Exercise goal: Transcribe the records that follow. Keep every word exactly, and drop the pictures.

[start Items]

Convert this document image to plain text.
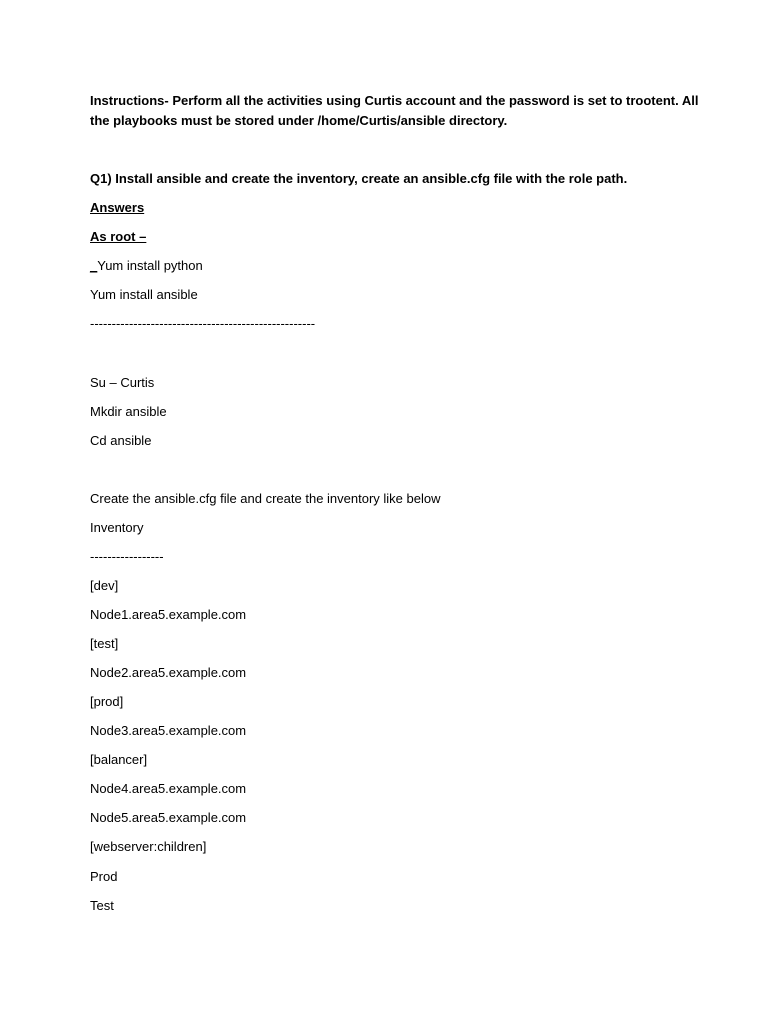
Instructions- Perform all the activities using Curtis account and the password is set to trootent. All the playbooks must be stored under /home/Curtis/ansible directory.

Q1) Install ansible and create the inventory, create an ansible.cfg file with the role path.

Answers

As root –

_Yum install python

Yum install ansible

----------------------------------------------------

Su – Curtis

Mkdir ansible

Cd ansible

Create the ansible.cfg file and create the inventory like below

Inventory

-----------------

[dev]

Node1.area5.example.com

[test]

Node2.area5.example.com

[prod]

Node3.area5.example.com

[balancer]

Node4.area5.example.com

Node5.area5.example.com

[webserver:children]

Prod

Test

[end Items]

Written answer:
Convert this document image to plain text.
Instructions- Perform all the activities using Curtis account and the password is set to trootent. All the playbooks must be stored under /home/Curtis/ansible directory.

Q1) Install ansible and create the inventory, create an ansible.cfg file with the role path.

Answers

As root –

_Yum install python

Yum install ansible

----------------------------------------------------

Su – Curtis

Mkdir ansible

Cd ansible

Create the ansible.cfg file and create the inventory like below

Inventory

-----------------

[dev]

Node1.area5.example.com

[test]

Node2.area5.example.com

[prod]

Node3.area5.example.com

[balancer]

Node4.area5.example.com

Node5.area5.example.com

[webserver:children]

Prod

Test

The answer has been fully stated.